EXERCISE BRIEF.
Every line that includes the word "timestamp" is to be listed.
########
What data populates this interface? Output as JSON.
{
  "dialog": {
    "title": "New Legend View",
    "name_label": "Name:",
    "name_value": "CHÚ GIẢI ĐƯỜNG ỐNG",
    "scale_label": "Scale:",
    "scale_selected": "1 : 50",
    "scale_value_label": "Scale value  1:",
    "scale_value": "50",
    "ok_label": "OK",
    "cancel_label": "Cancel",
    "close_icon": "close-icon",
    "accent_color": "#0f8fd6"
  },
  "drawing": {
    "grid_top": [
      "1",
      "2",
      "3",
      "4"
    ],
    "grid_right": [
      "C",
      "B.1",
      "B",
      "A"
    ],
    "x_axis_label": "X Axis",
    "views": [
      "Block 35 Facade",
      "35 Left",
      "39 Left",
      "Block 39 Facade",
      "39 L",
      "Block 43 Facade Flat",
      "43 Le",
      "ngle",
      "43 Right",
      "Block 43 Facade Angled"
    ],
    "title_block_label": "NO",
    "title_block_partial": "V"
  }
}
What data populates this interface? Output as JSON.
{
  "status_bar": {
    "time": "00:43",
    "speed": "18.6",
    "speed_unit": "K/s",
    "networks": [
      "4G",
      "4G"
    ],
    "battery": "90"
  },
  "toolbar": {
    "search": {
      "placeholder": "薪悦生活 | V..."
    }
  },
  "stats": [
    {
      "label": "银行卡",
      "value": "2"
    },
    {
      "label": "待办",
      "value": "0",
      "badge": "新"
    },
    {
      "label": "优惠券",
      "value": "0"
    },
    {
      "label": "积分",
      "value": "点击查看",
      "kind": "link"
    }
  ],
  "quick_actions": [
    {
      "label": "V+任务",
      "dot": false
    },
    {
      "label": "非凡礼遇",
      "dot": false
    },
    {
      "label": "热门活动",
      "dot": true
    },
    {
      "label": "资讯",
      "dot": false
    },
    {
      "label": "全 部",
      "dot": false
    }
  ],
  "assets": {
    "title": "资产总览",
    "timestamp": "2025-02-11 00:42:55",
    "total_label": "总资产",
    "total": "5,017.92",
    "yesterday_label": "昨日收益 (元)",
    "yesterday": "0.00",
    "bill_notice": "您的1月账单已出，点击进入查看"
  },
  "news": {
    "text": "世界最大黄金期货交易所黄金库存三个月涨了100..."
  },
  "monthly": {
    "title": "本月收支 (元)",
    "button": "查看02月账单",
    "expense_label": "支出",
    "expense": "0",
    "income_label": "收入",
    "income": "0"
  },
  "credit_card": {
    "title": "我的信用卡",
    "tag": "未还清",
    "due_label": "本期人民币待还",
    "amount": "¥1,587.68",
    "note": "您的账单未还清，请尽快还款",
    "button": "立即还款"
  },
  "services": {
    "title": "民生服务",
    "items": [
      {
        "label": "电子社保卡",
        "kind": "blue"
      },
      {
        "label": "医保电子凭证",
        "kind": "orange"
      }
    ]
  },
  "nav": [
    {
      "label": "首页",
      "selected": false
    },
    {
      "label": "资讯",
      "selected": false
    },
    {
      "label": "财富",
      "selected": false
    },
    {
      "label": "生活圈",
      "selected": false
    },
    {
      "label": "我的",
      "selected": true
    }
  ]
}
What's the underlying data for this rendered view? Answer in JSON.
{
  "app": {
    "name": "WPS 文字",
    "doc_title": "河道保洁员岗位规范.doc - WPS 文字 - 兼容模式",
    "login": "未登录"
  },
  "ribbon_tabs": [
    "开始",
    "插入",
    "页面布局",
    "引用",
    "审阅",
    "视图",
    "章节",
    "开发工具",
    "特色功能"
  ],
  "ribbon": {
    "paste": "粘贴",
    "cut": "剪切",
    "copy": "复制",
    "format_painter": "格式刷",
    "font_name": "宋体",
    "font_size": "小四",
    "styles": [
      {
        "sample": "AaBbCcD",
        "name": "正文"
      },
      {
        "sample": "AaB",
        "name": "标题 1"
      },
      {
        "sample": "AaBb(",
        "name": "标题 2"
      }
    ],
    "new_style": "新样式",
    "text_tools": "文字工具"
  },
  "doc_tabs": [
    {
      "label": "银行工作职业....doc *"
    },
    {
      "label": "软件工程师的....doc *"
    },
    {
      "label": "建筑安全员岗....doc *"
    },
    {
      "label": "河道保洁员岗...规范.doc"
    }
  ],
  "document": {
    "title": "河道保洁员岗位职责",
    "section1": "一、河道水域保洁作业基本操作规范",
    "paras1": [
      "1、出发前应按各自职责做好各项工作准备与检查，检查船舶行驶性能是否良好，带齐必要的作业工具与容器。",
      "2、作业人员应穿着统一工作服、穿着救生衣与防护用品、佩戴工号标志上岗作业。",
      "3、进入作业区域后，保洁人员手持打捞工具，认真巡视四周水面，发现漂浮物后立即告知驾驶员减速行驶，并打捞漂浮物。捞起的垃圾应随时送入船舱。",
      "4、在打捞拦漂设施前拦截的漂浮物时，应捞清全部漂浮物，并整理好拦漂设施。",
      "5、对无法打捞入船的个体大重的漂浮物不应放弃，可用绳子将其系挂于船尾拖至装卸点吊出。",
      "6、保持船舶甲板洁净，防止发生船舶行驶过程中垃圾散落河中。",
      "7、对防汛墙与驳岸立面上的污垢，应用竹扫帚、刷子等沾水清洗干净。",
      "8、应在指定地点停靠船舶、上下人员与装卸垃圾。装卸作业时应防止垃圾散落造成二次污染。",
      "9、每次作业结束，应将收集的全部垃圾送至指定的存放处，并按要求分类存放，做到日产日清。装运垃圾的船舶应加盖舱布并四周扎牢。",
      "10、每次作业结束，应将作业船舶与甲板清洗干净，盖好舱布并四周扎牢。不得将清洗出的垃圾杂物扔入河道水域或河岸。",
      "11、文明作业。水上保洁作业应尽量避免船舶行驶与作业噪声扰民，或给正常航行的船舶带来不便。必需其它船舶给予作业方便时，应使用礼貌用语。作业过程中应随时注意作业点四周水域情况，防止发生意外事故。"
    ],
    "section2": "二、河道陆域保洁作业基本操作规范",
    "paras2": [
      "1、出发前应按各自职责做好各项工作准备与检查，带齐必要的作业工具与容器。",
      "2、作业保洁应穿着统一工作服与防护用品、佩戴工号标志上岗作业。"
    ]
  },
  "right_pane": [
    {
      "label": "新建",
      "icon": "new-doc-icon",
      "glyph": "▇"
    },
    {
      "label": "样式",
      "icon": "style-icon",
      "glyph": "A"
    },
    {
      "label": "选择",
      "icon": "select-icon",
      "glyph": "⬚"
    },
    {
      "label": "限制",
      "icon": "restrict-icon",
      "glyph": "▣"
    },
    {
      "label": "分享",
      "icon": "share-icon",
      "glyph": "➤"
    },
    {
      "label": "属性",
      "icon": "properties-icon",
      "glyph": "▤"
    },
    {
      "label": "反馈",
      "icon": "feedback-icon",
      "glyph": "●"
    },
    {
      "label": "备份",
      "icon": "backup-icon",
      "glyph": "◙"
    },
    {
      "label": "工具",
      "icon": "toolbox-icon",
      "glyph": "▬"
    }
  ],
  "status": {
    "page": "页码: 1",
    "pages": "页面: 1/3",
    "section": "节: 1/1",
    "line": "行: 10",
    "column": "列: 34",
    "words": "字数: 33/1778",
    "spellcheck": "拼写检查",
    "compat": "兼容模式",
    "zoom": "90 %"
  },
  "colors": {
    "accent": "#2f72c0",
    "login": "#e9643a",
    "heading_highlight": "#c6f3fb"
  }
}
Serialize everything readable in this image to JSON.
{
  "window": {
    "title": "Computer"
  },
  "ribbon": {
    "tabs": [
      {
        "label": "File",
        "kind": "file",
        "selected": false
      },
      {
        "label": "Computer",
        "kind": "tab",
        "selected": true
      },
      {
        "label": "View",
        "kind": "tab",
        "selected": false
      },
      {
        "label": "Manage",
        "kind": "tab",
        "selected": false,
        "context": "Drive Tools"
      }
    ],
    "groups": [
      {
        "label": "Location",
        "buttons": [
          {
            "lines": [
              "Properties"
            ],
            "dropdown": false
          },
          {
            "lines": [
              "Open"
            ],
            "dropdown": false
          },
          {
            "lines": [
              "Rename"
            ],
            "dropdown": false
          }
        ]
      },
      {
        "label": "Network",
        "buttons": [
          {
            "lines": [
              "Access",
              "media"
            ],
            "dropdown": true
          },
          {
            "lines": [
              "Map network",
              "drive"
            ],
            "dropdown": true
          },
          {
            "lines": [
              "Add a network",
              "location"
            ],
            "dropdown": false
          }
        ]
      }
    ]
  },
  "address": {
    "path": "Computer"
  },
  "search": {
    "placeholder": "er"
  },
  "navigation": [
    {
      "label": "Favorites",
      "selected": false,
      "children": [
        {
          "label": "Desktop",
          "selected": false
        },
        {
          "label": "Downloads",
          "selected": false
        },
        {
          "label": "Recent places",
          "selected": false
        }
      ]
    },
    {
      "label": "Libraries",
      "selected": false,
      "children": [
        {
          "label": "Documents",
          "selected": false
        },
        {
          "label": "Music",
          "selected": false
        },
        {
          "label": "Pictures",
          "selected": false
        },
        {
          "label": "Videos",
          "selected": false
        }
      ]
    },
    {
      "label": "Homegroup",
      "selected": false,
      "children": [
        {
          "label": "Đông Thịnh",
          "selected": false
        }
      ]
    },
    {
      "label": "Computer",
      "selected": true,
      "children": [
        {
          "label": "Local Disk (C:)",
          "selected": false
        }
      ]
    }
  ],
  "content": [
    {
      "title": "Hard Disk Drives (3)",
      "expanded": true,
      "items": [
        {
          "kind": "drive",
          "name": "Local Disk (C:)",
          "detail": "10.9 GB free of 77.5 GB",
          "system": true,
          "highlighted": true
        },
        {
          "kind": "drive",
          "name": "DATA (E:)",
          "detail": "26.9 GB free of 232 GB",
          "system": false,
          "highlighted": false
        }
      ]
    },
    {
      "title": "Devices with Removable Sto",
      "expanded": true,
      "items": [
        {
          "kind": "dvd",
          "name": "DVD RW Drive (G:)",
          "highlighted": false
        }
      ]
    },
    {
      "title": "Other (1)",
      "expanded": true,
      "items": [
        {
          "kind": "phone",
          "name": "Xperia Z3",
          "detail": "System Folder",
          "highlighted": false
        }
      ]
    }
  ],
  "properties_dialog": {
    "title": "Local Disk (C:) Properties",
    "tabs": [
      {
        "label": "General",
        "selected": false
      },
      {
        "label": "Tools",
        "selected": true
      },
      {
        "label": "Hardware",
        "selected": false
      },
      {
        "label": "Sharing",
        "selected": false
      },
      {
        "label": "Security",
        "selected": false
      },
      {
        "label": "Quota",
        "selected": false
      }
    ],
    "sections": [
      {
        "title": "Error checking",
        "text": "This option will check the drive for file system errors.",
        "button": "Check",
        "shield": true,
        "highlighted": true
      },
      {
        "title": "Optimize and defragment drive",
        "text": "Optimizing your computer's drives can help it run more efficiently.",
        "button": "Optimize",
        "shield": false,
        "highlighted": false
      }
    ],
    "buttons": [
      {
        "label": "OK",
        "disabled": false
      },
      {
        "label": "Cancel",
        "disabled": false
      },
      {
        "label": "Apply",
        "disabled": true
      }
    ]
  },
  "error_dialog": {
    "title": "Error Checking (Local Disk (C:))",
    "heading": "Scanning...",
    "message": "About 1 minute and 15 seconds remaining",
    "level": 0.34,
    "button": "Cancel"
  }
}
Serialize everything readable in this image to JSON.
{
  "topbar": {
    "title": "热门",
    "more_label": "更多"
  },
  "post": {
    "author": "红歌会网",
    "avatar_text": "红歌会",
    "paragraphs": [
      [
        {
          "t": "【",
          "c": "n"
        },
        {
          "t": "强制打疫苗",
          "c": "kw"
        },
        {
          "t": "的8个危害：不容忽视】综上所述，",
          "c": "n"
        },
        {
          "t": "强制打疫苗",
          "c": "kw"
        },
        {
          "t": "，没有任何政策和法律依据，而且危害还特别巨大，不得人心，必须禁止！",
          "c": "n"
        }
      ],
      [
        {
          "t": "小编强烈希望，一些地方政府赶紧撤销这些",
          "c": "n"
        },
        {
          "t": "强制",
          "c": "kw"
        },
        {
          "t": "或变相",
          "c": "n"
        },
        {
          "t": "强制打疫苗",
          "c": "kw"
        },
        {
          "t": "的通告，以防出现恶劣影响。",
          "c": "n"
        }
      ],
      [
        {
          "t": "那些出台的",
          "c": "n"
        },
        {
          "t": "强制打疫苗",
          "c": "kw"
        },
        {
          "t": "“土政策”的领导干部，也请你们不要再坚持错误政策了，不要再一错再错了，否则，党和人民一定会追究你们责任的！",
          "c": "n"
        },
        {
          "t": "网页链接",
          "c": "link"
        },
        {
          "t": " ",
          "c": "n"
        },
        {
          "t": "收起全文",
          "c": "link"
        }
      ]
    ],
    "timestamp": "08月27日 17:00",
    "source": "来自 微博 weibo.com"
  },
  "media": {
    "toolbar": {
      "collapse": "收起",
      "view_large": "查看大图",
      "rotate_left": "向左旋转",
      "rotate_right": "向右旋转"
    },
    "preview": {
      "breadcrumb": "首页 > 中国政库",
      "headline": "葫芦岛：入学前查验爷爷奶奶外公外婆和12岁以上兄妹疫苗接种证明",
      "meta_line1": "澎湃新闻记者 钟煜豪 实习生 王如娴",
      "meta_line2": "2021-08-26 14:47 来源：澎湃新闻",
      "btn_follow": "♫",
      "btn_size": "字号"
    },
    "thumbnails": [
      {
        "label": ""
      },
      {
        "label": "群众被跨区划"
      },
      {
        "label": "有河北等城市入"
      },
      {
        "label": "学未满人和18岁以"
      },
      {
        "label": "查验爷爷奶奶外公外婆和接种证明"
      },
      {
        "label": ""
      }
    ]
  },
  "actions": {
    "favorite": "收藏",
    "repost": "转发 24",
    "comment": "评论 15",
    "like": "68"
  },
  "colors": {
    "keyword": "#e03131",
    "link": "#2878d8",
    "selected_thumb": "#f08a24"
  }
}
########
ANSWER TO THIS TASK.
    "timestamp": "2025-02-11 00:42:55",
    "timestamp": "08月27日 17:00",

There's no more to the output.